◆ THE REQUEST
Copy the data below exactly.

◆ Collected data entries

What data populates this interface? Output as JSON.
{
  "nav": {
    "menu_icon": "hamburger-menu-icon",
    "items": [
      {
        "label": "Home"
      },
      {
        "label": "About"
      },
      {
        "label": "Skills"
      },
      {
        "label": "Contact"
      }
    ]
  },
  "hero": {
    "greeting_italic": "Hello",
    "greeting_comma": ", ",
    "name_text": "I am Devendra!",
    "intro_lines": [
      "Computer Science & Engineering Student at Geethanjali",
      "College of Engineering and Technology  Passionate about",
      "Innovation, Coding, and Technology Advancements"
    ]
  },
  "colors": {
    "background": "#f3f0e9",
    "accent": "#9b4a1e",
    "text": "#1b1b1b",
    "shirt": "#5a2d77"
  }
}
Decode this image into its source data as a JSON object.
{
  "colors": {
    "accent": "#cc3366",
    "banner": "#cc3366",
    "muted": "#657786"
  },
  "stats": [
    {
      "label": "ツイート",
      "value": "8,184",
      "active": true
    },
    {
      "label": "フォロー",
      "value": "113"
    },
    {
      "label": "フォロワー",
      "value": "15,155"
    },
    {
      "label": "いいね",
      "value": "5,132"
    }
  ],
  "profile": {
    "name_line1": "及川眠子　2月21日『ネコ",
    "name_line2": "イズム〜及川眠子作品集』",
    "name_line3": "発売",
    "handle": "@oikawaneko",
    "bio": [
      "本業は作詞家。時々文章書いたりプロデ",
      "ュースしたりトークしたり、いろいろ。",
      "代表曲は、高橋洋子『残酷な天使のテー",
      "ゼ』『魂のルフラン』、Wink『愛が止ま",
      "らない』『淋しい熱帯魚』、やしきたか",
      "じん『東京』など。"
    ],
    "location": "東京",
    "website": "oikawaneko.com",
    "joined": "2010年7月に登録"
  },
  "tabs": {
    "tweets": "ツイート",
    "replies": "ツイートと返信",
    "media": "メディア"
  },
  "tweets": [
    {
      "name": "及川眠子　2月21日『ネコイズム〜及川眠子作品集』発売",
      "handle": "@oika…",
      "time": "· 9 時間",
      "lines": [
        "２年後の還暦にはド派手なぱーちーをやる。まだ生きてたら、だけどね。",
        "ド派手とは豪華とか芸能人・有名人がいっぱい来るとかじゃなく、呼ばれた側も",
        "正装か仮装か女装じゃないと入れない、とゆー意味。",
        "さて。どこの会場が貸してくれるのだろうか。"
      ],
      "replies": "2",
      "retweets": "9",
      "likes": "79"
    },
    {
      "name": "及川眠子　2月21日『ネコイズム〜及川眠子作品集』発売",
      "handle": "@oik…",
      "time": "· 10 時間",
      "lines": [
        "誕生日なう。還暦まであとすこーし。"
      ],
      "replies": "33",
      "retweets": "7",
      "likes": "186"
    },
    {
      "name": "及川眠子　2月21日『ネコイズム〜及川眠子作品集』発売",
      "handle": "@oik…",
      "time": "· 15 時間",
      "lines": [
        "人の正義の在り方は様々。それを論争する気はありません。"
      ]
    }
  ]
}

◆ CORRECT RESULT
What data populates this interface? Output as JSON.
{
  "nav": {
    "menu_icon": "hamburger-menu-icon",
    "items": [
      {
        "label": "Home"
      },
      {
        "label": "About"
      },
      {
        "label": "Skills"
      },
      {
        "label": "Contact"
      }
    ]
  },
  "hero": {
    "greeting_italic": "Hello",
    "greeting_comma": ", ",
    "name_text": "I am Devendra!",
    "intro_lines": [
      "Computer Science & Engineering Student at Geethanjali",
      "College of Engineering and Technology  Passionate about",
      "Innovation, Coding, and Technology Advancements"
    ]
  },
  "colors": {
    "background": "#f3f0e9",
    "accent": "#9b4a1e",
    "text": "#1b1b1b",
    "shirt": "#5a2d77"
  }
}
Decode this image into its source data as a JSON object.
{
  "colors": {
    "accent": "#cc3366",
    "banner": "#cc3366",
    "muted": "#657786"
  },
  "stats": [
    {
      "label": "ツイート",
      "value": "8,184",
      "active": true
    },
    {
      "label": "フォロー",
      "value": "113"
    },
    {
      "label": "フォロワー",
      "value": "15,155"
    },
    {
      "label": "いいね",
      "value": "5,132"
    }
  ],
  "profile": {
    "name_line1": "及川眠子　2月21日『ネコ",
    "name_line2": "イズム〜及川眠子作品集』",
    "name_line3": "発売",
    "handle": "@oikawaneko",
    "bio": [
      "本業は作詞家。時々文章書いたりプロデ",
      "ュースしたりトークしたり、いろいろ。",
      "代表曲は、高橋洋子『残酷な天使のテー",
      "ゼ』『魂のルフラン』、Wink『愛が止ま",
      "らない』『淋しい熱帯魚』、やしきたか",
      "じん『東京』など。"
    ],
    "location": "東京",
    "website": "oikawaneko.com",
    "joined": "2010年7月に登録"
  },
  "tabs": {
    "tweets": "ツイート",
    "replies": "ツイートと返信",
    "media": "メディア"
  },
  "tweets": [
    {
      "name": "及川眠子　2月21日『ネコイズム〜及川眠子作品集』発売",
      "handle": "@oika…",
      "time": "· 9 時間",
      "lines": [
        "２年後の還暦にはド派手なぱーちーをやる。まだ生きてたら、だけどね。",
        "ド派手とは豪華とか芸能人・有名人がいっぱい来るとかじゃなく、呼ばれた側も",
        "正装か仮装か女装じゃないと入れない、とゆー意味。",
        "さて。どこの会場が貸してくれるのだろうか。"
      ],
      "replies": "2",
      "retweets": "9",
      "likes": "79"
    },
    {
      "name": "及川眠子　2月21日『ネコイズム〜及川眠子作品集』発売",
      "handle": "@oik…",
      "time": "· 10 時間",
      "lines": [
        "誕生日なう。還暦まであとすこーし。"
      ],
      "replies": "33",
      "retweets": "7",
      "likes": "186"
    },
    {
      "name": "及川眠子　2月21日『ネコイズム〜及川眠子作品集』発売",
      "handle": "@oik…",
      "time": "· 15 時間",
      "lines": [
        "人の正義の在り方は様々。それを論争する気はありません。"
      ]
    }
  ]
}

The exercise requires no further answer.